- [TASK OBJECTIVE] Can you transcribe every entry word for word, skipping the images?

* begin *

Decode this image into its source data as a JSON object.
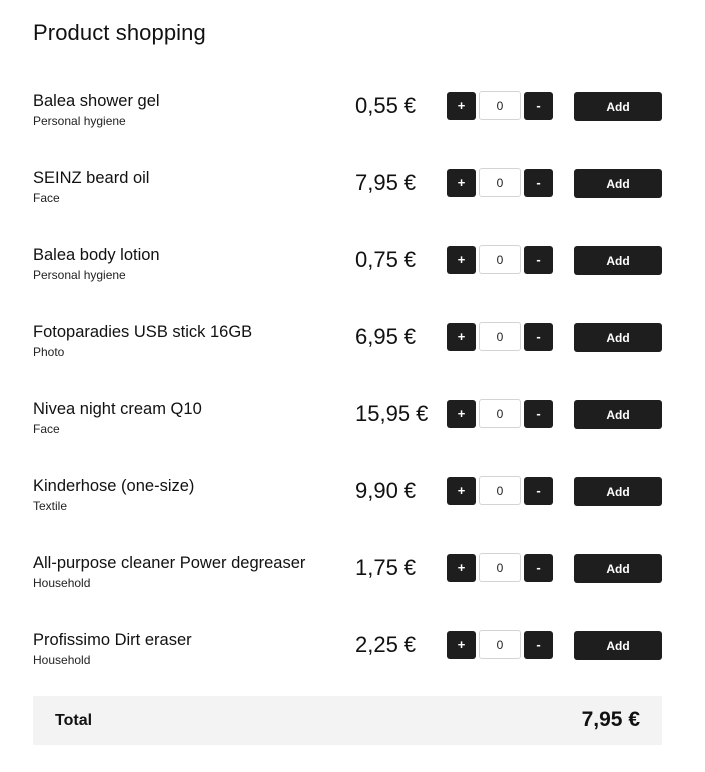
{
  "page": {
    "title": "Product shopping"
  },
  "products": [
    {
      "name": "Balea shower gel",
      "category": "Personal hygiene",
      "price": "0,55 €",
      "quantity": "0"
    },
    {
      "name": "SEINZ beard oil",
      "category": "Face",
      "price": "7,95 €",
      "quantity": "0"
    },
    {
      "name": "Balea body lotion",
      "category": "Personal hygiene",
      "price": "0,75 €",
      "quantity": "0"
    },
    {
      "name": "Fotoparadies USB stick 16GB",
      "category": "Photo",
      "price": "6,95 €",
      "quantity": "0"
    },
    {
      "name": "Nivea night cream Q10",
      "category": "Face",
      "price": "15,95 €",
      "quantity": "0"
    },
    {
      "name": "Kinderhose (one-size)",
      "category": "Textile",
      "price": "9,90 €",
      "quantity": "0"
    },
    {
      "name": "All-purpose cleaner Power degreaser",
      "category": "Household",
      "price": "1,75 €",
      "quantity": "0"
    },
    {
      "name": "Profissimo Dirt eraser",
      "category": "Household",
      "price": "2,25 €",
      "quantity": "0"
    }
  ],
  "controls": {
    "increment_label": "+",
    "decrement_label": "-",
    "add_label": "Add"
  },
  "total": {
    "label": "Total",
    "value": "7,95 €"
  },
  "colors": {
    "button_bg": "#1e1e1e",
    "button_text": "#ffffff",
    "total_bar_bg": "#f3f3f3",
    "input_border": "#d4d4d4"
  }
}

* end *

- [ANSWER BELOW]
Decode this image into its source data as a JSON object.
{
  "page": {
    "title": "Product shopping"
  },
  "products": [
    {
      "name": "Balea shower gel",
      "category": "Personal hygiene",
      "price": "0,55 €",
      "quantity": "0"
    },
    {
      "name": "SEINZ beard oil",
      "category": "Face",
      "price": "7,95 €",
      "quantity": "0"
    },
    {
      "name": "Balea body lotion",
      "category": "Personal hygiene",
      "price": "0,75 €",
      "quantity": "0"
    },
    {
      "name": "Fotoparadies USB stick 16GB",
      "category": "Photo",
      "price": "6,95 €",
      "quantity": "0"
    },
    {
      "name": "Nivea night cream Q10",
      "category": "Face",
      "price": "15,95 €",
      "quantity": "0"
    },
    {
      "name": "Kinderhose (one-size)",
      "category": "Textile",
      "price": "9,90 €",
      "quantity": "0"
    },
    {
      "name": "All-purpose cleaner Power degreaser",
      "category": "Household",
      "price": "1,75 €",
      "quantity": "0"
    },
    {
      "name": "Profissimo Dirt eraser",
      "category": "Household",
      "price": "2,25 €",
      "quantity": "0"
    }
  ],
  "controls": {
    "increment_label": "+",
    "decrement_label": "-",
    "add_label": "Add"
  },
  "total": {
    "label": "Total",
    "value": "7,95 €"
  },
  "colors": {
    "button_bg": "#1e1e1e",
    "button_text": "#ffffff",
    "total_bar_bg": "#f3f3f3",
    "input_border": "#d4d4d4"
  }
}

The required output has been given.